— Goal of the exercise —
Write out the material exactly, without any of its pictures.

— Records for processing —
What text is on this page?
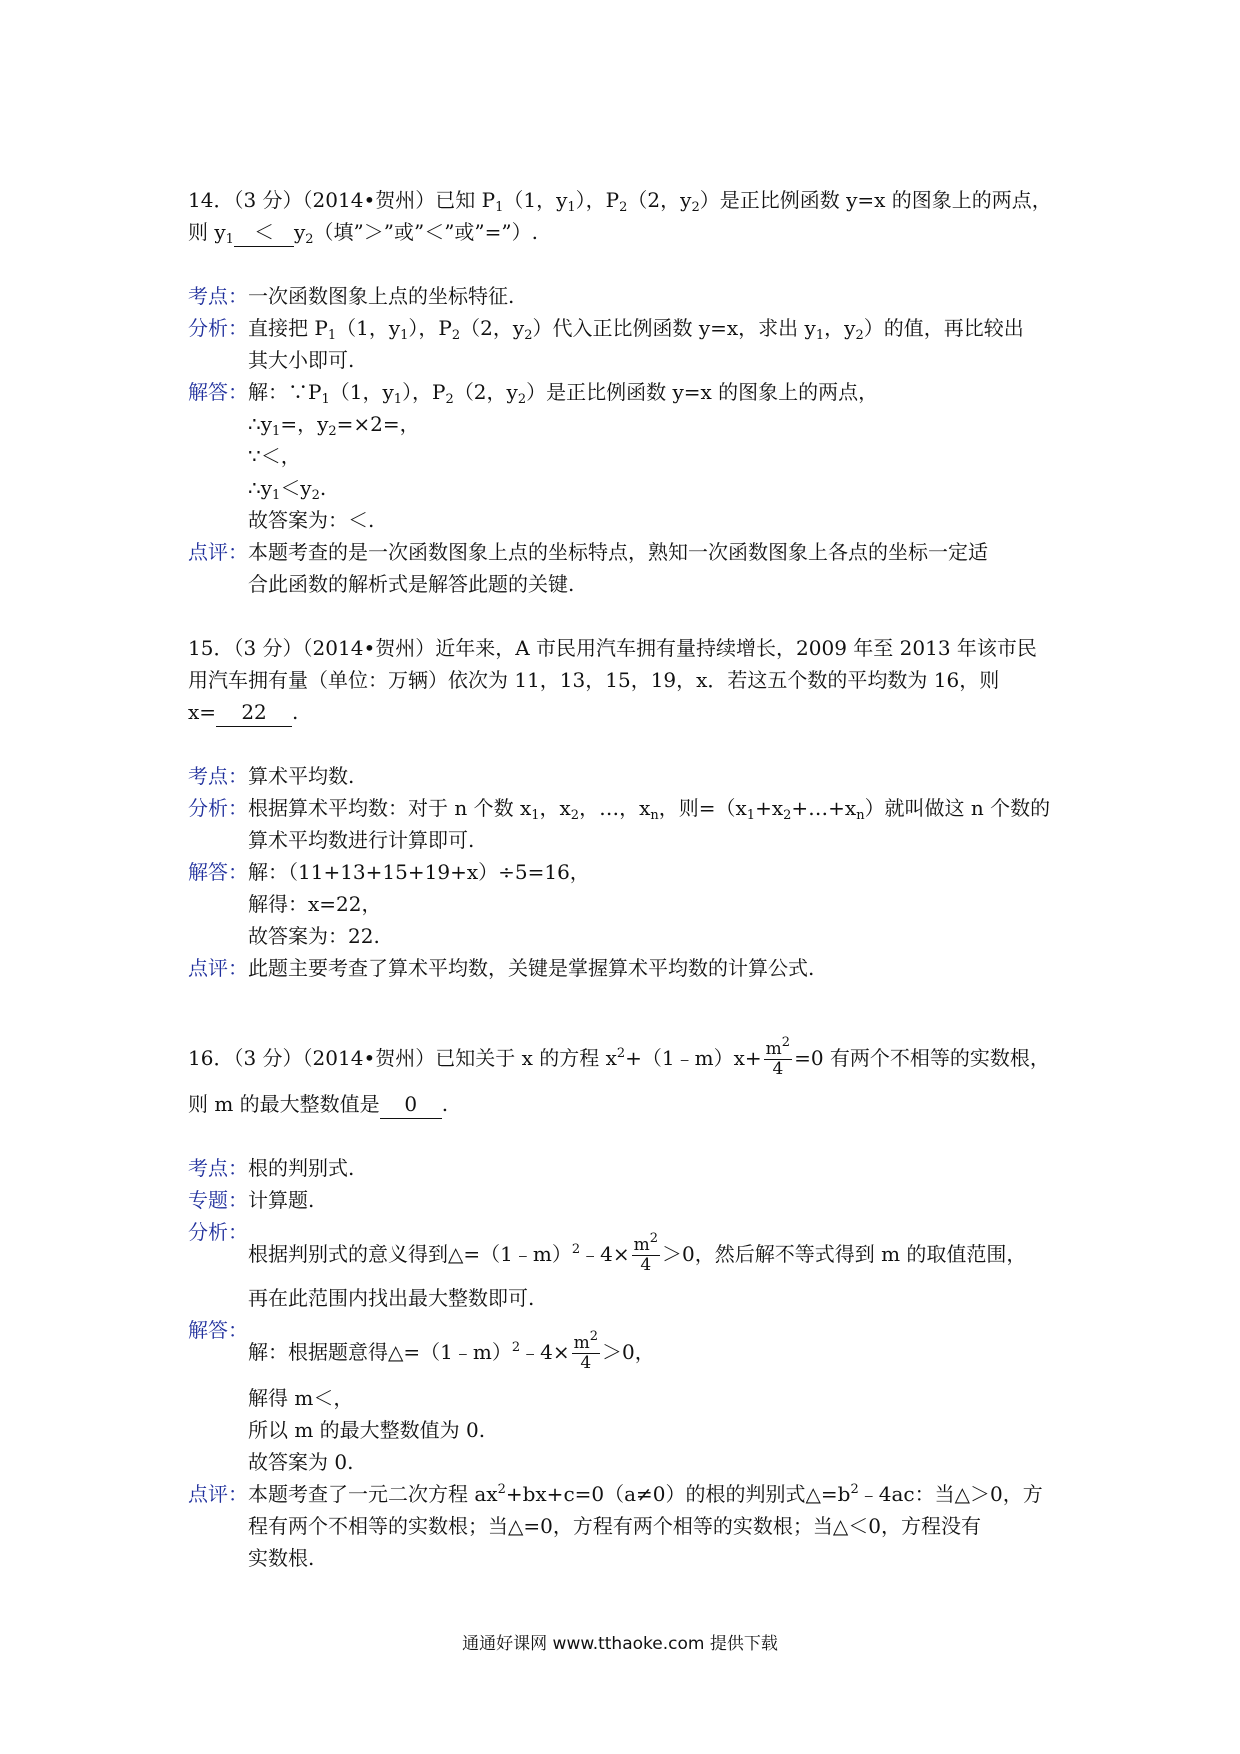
14．（3 分）（2014•贺州）已知 $P_1(1$，$y_1$），$P_2(2$，$y_2$）是正比例函数 y=x 的图象上的两点，
则 $y_1 < y_2$（填”＞”或”＜”或”=”）.
考点： 一次函数图象上点的坐标特征.
分析： 直接把 $P_1(1$，$y_1$），$P_2(2$，$y_2$）代入正比例函数 y=x，求出 $y_1$，$y_2$）的值，再比较出
其大小即可.
解答： 解：$\because P_1(1$，$y_1$），$P_2(2$，$y_2$）是正比例函数 y=x 的图象上的两点，
$\therefore y_1=$，$y_2=\times 2=$，
∵＜，
$\therefore y_1<y_2$.
故答案为：＜.
点评： 本题考查的是一次函数图象上点的坐标特点，熟知一次函数图象上各点的坐标一定适
合此函数的解析式是解答此题的关键.
15．（3 分）（2014•贺州）近年来，A 市民用汽车拥有量持续增长，2009 年至 2013 年该市民
用汽车拥有量（单位：万辆）依次为 11，13，15，19，x．若这五个数的平均数为 16，则
x= 22 .
考点： 算术平均数.
分析： 根据算术平均数：对于 n 个数 $x_1$，$x_2$，…，$x_n$，则$=(x_1+x_2+\dots+x_n)$就叫做这 n 个数的
算术平均数进行计算即可.
解答： 解：（11+13+15+19+x）÷5=16，
解得：x=22，
故答案为：22.
点评： 此题主要考查了算术平均数，关键是掌握算术平均数的计算公式.
16．（3 分）（2014•贺州）已知关于 x 的方程 $x^2+(1﹣m)x+ \frac{m^2}{4} =0$ 有两个不相等的实数根，
则 m 的最大整数值是 0 .
考点： 根的判别式.
专题： 计算题.
分析：
根据判别式的意义得到△=（1﹣m）$^2$﹣4× $\frac{m^2}{4} >0$，然后解不等式得到 m 的取值范围，
再在此范围内找出最大整数即可.
解答：
解：根据题意得△=（1﹣m）$^2$﹣4× $\frac{m^2}{4} >0$，
解得 m＜，
所以 m 的最大整数值为 0.
故答案为 0.
点评： 本题考查了一元二次方程 $ax^2+bx+c=0(a\ne 0)$的根的判别式$\triangle=b^2﹣4ac$：当△＞0，方
程有两个不相等的实数根；当△=0，方程有两个相等的实数根；当△＜0，方程没有
实数根.
通通好课网 www.tthaoke.com 提供下载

— Written reply —
What text is on this page?
14．（3 分）（2014•贺州）已知 $P_1(1$，$y_1$），$P_2(2$，$y_2$）是正比例函数 y=x 的图象上的两点，
则 $y_1 < y_2$（填”＞”或”＜”或”=”）.
考点： 一次函数图象上点的坐标特征.
分析： 直接把 $P_1(1$，$y_1$），$P_2(2$，$y_2$）代入正比例函数 y=x，求出 $y_1$，$y_2$）的值，再比较出
其大小即可.
解答： 解：$\because P_1(1$，$y_1$），$P_2(2$，$y_2$）是正比例函数 y=x 的图象上的两点，
$\therefore y_1=$，$y_2=\times 2=$，
∵＜，
$\therefore y_1<y_2$.
故答案为：＜.
点评： 本题考查的是一次函数图象上点的坐标特点，熟知一次函数图象上各点的坐标一定适
合此函数的解析式是解答此题的关键.
15．（3 分）（2014•贺州）近年来，A 市民用汽车拥有量持续增长，2009 年至 2013 年该市民
用汽车拥有量（单位：万辆）依次为 11，13，15，19，x．若这五个数的平均数为 16，则
x= 22 .
考点： 算术平均数.
分析： 根据算术平均数：对于 n 个数 $x_1$，$x_2$，…，$x_n$，则$=(x_1+x_2+\dots+x_n)$就叫做这 n 个数的
算术平均数进行计算即可.
解答： 解：（11+13+15+19+x）÷5=16，
解得：x=22，
故答案为：22.
点评： 此题主要考查了算术平均数，关键是掌握算术平均数的计算公式.
16．（3 分）（2014•贺州）已知关于 x 的方程 $x^2+(1﹣m)x+ \frac{m^2}{4} =0$ 有两个不相等的实数根，
则 m 的最大整数值是 0 .
考点： 根的判别式.
专题： 计算题.
分析：
根据判别式的意义得到△=（1﹣m）$^2$﹣4× $\frac{m^2}{4} >0$，然后解不等式得到 m 的取值范围，
再在此范围内找出最大整数即可.
解答：
解：根据题意得△=（1﹣m）$^2$﹣4× $\frac{m^2}{4} >0$，
解得 m＜，
所以 m 的最大整数值为 0.
故答案为 0.
点评： 本题考查了一元二次方程 $ax^2+bx+c=0(a\ne 0)$的根的判别式$\triangle=b^2﹣4ac$：当△＞0，方
程有两个不相等的实数根；当△=0，方程有两个相等的实数根；当△＜0，方程没有
实数根.
通通好课网 www.tthaoke.com 提供下载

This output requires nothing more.